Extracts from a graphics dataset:
————

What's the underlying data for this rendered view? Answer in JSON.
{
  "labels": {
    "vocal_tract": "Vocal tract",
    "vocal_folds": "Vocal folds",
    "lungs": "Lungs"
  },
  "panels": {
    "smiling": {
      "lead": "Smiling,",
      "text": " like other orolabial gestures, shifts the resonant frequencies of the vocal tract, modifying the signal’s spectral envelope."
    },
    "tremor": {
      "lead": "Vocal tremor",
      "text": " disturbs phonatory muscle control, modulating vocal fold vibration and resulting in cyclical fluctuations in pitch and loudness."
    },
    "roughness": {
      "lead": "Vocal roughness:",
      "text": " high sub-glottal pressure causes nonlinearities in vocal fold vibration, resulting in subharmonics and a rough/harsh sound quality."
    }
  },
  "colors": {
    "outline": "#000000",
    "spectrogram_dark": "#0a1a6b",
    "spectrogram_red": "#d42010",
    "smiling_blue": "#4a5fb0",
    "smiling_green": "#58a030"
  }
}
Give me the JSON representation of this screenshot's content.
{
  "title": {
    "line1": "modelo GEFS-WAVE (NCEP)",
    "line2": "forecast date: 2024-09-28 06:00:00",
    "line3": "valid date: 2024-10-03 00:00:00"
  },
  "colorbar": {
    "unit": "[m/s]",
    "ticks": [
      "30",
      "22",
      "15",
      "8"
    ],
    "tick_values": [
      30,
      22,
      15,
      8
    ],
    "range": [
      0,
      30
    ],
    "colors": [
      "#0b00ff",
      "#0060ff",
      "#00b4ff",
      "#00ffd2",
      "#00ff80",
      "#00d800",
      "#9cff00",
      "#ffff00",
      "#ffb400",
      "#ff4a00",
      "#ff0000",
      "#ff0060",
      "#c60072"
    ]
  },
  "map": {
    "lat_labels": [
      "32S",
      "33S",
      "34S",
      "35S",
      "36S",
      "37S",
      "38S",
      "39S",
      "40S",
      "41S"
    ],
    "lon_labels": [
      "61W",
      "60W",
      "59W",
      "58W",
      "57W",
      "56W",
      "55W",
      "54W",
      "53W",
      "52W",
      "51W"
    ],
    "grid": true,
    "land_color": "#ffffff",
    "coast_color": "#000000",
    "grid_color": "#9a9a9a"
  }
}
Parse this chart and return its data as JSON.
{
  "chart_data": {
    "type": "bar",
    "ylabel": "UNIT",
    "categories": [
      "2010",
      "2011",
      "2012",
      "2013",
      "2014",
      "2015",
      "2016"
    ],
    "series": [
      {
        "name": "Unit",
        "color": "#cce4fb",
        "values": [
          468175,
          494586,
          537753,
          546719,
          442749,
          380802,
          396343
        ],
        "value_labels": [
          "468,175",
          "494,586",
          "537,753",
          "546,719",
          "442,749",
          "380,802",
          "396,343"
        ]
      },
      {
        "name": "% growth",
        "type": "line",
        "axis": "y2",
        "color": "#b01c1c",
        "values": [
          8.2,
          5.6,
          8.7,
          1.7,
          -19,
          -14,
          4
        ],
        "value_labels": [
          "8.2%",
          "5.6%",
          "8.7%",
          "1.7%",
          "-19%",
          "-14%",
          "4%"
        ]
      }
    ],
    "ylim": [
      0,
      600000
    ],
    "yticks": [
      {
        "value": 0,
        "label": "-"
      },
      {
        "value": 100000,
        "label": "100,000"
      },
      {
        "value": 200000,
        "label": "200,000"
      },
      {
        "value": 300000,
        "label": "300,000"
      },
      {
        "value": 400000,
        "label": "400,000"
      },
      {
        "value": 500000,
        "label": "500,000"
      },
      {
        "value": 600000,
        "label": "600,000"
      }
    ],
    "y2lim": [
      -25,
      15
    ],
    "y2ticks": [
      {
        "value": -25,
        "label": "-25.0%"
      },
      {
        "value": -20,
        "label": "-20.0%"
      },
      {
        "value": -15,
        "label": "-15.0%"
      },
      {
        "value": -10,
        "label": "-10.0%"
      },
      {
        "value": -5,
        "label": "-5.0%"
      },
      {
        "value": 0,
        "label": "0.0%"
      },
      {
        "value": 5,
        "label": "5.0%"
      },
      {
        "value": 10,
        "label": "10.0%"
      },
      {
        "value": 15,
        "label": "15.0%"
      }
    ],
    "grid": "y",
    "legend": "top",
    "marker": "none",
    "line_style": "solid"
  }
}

————

What is being asked
Look over the listing. Pull out every line with the string "this" in it.

Written response
What's the underlying data for this rendered view? Answer in JSON.
Give me the JSON representation of this screenshot's content.
Parse this chart and return its data as JSON.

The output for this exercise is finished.